-- START Provided information --
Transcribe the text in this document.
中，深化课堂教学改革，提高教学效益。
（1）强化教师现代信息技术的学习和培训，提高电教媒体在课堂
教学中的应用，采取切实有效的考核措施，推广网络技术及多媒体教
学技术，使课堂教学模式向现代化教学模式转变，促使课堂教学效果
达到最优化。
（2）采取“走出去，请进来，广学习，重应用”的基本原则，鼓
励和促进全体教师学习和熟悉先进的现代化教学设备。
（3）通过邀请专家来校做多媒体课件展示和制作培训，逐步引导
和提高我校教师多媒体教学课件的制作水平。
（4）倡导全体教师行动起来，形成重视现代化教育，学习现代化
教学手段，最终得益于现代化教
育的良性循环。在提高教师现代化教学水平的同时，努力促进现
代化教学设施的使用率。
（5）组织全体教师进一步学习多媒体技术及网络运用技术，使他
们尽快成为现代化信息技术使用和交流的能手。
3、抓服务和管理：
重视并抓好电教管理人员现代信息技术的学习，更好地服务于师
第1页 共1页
-- END Provided information --
-- START Provided information --
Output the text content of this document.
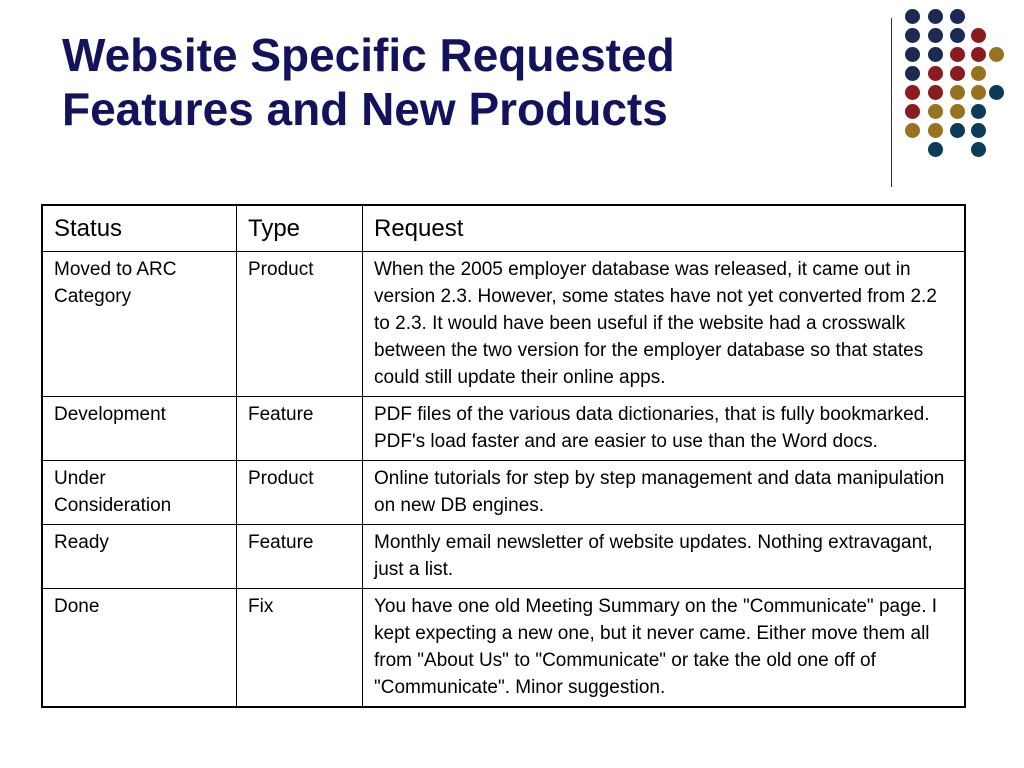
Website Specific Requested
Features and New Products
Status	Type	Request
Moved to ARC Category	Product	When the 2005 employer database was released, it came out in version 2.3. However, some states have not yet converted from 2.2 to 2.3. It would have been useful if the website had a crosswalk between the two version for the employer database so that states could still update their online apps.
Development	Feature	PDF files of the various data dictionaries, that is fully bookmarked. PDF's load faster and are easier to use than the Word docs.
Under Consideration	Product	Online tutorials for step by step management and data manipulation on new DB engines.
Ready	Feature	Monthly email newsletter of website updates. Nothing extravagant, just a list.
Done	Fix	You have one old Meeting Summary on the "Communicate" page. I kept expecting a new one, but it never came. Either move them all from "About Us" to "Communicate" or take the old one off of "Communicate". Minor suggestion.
-- END Provided information --
- _Description of the task_
Each line above that holds the string "this" should be copied and shown.

- _Output_
Transcribe the text in this document.
Output the text content of this document.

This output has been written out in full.